# DIRECTION
Print all of the data exactly.

# SUPPLIED ENTRIES
--- begin ---

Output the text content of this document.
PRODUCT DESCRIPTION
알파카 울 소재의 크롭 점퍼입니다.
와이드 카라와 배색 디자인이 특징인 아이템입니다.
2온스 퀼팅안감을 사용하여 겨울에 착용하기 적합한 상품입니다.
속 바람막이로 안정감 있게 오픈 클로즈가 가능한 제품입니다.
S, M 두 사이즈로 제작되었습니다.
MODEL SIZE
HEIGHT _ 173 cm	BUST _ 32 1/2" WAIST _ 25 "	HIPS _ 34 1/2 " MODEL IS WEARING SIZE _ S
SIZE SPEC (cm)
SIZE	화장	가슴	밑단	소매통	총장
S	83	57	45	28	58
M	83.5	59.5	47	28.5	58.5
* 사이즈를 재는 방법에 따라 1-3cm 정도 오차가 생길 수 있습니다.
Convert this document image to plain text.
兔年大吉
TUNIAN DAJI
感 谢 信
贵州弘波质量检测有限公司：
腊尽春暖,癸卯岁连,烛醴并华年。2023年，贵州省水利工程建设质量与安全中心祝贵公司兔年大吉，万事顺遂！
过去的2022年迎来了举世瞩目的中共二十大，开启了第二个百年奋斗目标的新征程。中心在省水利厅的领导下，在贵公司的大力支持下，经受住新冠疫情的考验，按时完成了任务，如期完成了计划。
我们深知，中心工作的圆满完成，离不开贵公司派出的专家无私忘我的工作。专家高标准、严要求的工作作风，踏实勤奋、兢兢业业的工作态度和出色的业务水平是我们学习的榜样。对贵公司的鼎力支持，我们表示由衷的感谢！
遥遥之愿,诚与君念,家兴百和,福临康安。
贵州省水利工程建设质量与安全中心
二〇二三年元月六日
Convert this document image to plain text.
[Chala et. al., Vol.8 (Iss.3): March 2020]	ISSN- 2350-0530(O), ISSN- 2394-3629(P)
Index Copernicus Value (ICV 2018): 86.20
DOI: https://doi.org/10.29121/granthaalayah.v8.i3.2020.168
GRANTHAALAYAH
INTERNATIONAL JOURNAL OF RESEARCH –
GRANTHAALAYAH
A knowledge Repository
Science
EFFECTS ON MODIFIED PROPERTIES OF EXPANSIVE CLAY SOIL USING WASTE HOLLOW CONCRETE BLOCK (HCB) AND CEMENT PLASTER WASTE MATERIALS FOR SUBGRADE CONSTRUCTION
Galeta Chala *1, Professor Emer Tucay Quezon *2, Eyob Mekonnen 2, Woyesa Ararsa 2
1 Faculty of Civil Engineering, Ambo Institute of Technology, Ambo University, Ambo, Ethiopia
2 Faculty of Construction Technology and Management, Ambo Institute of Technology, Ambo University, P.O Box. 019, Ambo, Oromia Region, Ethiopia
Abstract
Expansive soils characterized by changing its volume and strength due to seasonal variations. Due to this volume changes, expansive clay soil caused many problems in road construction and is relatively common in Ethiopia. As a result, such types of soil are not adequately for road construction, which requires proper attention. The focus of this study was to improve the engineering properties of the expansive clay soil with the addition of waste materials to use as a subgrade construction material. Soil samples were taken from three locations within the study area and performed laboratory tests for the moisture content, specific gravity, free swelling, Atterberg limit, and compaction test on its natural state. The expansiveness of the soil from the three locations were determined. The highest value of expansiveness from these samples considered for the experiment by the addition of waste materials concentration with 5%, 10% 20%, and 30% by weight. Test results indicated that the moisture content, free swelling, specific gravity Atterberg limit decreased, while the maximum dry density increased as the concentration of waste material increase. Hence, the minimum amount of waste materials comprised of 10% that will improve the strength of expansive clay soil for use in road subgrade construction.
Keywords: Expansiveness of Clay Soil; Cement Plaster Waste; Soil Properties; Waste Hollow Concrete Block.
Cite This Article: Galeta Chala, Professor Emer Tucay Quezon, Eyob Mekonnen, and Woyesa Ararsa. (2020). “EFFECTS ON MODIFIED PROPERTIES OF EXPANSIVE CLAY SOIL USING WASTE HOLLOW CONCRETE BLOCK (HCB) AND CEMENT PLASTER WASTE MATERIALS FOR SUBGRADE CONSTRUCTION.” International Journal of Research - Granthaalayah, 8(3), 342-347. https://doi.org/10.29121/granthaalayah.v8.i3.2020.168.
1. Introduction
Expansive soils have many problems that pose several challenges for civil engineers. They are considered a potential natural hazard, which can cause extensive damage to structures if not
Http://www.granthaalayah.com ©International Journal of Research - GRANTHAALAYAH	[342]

--- end ---

# OUTPUT BELOW
Output the text content of this document.
PRODUCT DESCRIPTION
알파카 울 소재의 크롭 점퍼입니다.
와이드 카라와 배색 디자인이 특징인 아이템입니다.
2온스 퀼팅안감을 사용하여 겨울에 착용하기 적합한 상품입니다.
속 바람막이로 안정감 있게 오픈 클로즈가 가능한 제품입니다.
S, M 두 사이즈로 제작되었습니다.
MODEL SIZE
HEIGHT _ 173 cm	BUST _ 32 1/2" WAIST _ 25 "	HIPS _ 34 1/2 " MODEL IS WEARING SIZE _ S
SIZE SPEC (cm)
SIZE	화장	가슴	밑단	소매통	총장
S	83	57	45	28	58
M	83.5	59.5	47	28.5	58.5
* 사이즈를 재는 방법에 따라 1-3cm 정도 오차가 생길 수 있습니다.
Convert this document image to plain text.
兔年大吉
TUNIAN DAJI
感 谢 信
贵州弘波质量检测有限公司：
腊尽春暖,癸卯岁连,烛醴并华年。2023年，贵州省水利工程建设质量与安全中心祝贵公司兔年大吉，万事顺遂！
过去的2022年迎来了举世瞩目的中共二十大，开启了第二个百年奋斗目标的新征程。中心在省水利厅的领导下，在贵公司的大力支持下，经受住新冠疫情的考验，按时完成了任务，如期完成了计划。
我们深知，中心工作的圆满完成，离不开贵公司派出的专家无私忘我的工作。专家高标准、严要求的工作作风，踏实勤奋、兢兢业业的工作态度和出色的业务水平是我们学习的榜样。对贵公司的鼎力支持，我们表示由衷的感谢！
遥遥之愿,诚与君念,家兴百和,福临康安。
贵州省水利工程建设质量与安全中心
二〇二三年元月六日
Convert this document image to plain text.
[Chala et. al., Vol.8 (Iss.3): March 2020]	ISSN- 2350-0530(O), ISSN- 2394-3629(P)
Index Copernicus Value (ICV 2018): 86.20
DOI: https://doi.org/10.29121/granthaalayah.v8.i3.2020.168
GRANTHAALAYAH
INTERNATIONAL JOURNAL OF RESEARCH –
GRANTHAALAYAH
A knowledge Repository
Science
EFFECTS ON MODIFIED PROPERTIES OF EXPANSIVE CLAY SOIL USING WASTE HOLLOW CONCRETE BLOCK (HCB) AND CEMENT PLASTER WASTE MATERIALS FOR SUBGRADE CONSTRUCTION
Galeta Chala *1, Professor Emer Tucay Quezon *2, Eyob Mekonnen 2, Woyesa Ararsa 2
1 Faculty of Civil Engineering, Ambo Institute of Technology, Ambo University, Ambo, Ethiopia
2 Faculty of Construction Technology and Management, Ambo Institute of Technology, Ambo University, P.O Box. 019, Ambo, Oromia Region, Ethiopia
Abstract
Expansive soils characterized by changing its volume and strength due to seasonal variations. Due to this volume changes, expansive clay soil caused many problems in road construction and is relatively common in Ethiopia. As a result, such types of soil are not adequately for road construction, which requires proper attention. The focus of this study was to improve the engineering properties of the expansive clay soil with the addition of waste materials to use as a subgrade construction material. Soil samples were taken from three locations within the study area and performed laboratory tests for the moisture content, specific gravity, free swelling, Atterberg limit, and compaction test on its natural state. The expansiveness of the soil from the three locations were determined. The highest value of expansiveness from these samples considered for the experiment by the addition of waste materials concentration with 5%, 10% 20%, and 30% by weight. Test results indicated that the moisture content, free swelling, specific gravity Atterberg limit decreased, while the maximum dry density increased as the concentration of waste material increase. Hence, the minimum amount of waste materials comprised of 10% that will improve the strength of expansive clay soil for use in road subgrade construction.
Keywords: Expansiveness of Clay Soil; Cement Plaster Waste; Soil Properties; Waste Hollow Concrete Block.
Cite This Article: Galeta Chala, Professor Emer Tucay Quezon, Eyob Mekonnen, and Woyesa Ararsa. (2020). “EFFECTS ON MODIFIED PROPERTIES OF EXPANSIVE CLAY SOIL USING WASTE HOLLOW CONCRETE BLOCK (HCB) AND CEMENT PLASTER WASTE MATERIALS FOR SUBGRADE CONSTRUCTION.” International Journal of Research - Granthaalayah, 8(3), 342-347. https://doi.org/10.29121/granthaalayah.v8.i3.2020.168.
1. Introduction
Expansive soils have many problems that pose several challenges for civil engineers. They are considered a potential natural hazard, which can cause extensive damage to structures if not
Http://www.granthaalayah.com ©International Journal of Research - GRANTHAALAYAH	[342]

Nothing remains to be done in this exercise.